------ DATA LINES ------

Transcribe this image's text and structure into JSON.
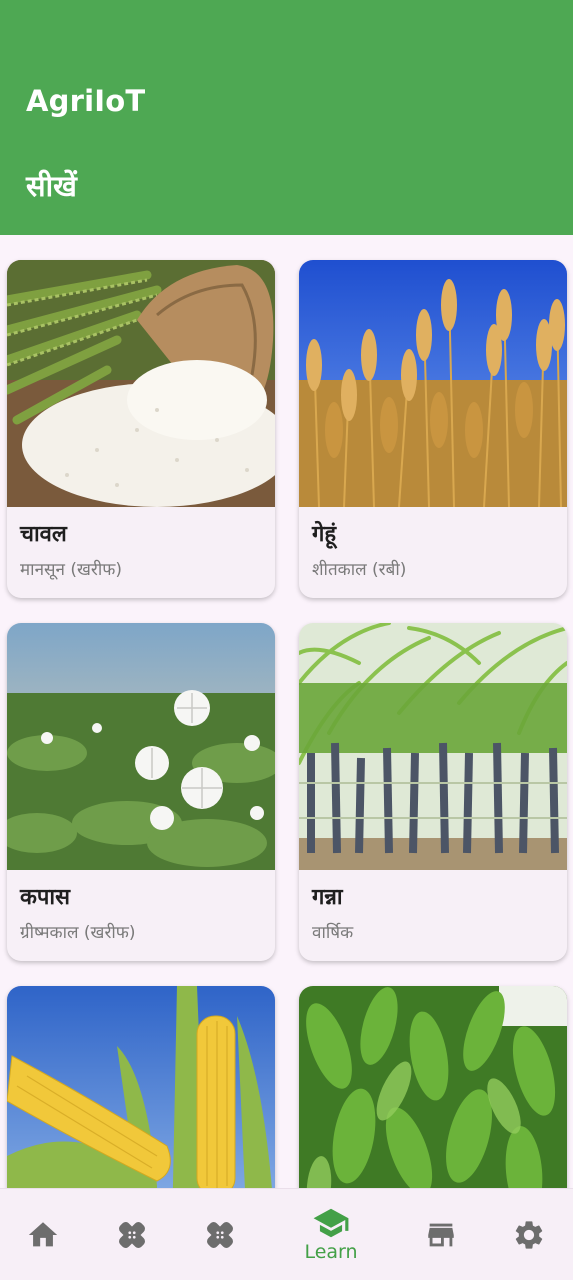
{
  "app_bar": {
    "title": "AgriIoT",
    "page_title": "सीखें",
    "color": "#4ea853"
  },
  "crops": [
    {
      "name": "चावल",
      "season": "मानसून (खरीफ)",
      "image": "rice-photo"
    },
    {
      "name": "गेहूं",
      "season": "शीतकाल (रबी)",
      "image": "wheat-photo"
    },
    {
      "name": "कपास",
      "season": "ग्रीष्मकाल (खरीफ)",
      "image": "cotton-photo"
    },
    {
      "name": "गन्ना",
      "season": "वार्षिक",
      "image": "sugarcane-photo"
    },
    {
      "name": "",
      "season": "",
      "image": "maize-photo"
    },
    {
      "name": "",
      "season": "",
      "image": "tobacco-photo"
    }
  ],
  "bottom_nav": {
    "items": [
      {
        "icon": "home-icon",
        "label": ""
      },
      {
        "icon": "bandage-icon",
        "label": ""
      },
      {
        "icon": "bandage-icon",
        "label": ""
      },
      {
        "icon": "school-icon",
        "label": "Learn",
        "active": true
      },
      {
        "icon": "store-icon",
        "label": ""
      },
      {
        "icon": "gear-icon",
        "label": ""
      }
    ],
    "active_color": "#43a047",
    "inactive_color": "#6d6d6d"
  }
}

------

§ GOAL: All the lines above are to be given again exactly as they read, with the pictures removed.

§ THE RESULT:
Transcribe this image's text and structure into JSON.
{
  "app_bar": {
    "title": "AgriIoT",
    "page_title": "सीखें",
    "color": "#4ea853"
  },
  "crops": [
    {
      "name": "चावल",
      "season": "मानसून (खरीफ)",
      "image": "rice-photo"
    },
    {
      "name": "गेहूं",
      "season": "शीतकाल (रबी)",
      "image": "wheat-photo"
    },
    {
      "name": "कपास",
      "season": "ग्रीष्मकाल (खरीफ)",
      "image": "cotton-photo"
    },
    {
      "name": "गन्ना",
      "season": "वार्षिक",
      "image": "sugarcane-photo"
    },
    {
      "name": "",
      "season": "",
      "image": "maize-photo"
    },
    {
      "name": "",
      "season": "",
      "image": "tobacco-photo"
    }
  ],
  "bottom_nav": {
    "items": [
      {
        "icon": "home-icon",
        "label": ""
      },
      {
        "icon": "bandage-icon",
        "label": ""
      },
      {
        "icon": "bandage-icon",
        "label": ""
      },
      {
        "icon": "school-icon",
        "label": "Learn",
        "active": true
      },
      {
        "icon": "store-icon",
        "label": ""
      },
      {
        "icon": "gear-icon",
        "label": ""
      }
    ],
    "active_color": "#43a047",
    "inactive_color": "#6d6d6d"
  }
}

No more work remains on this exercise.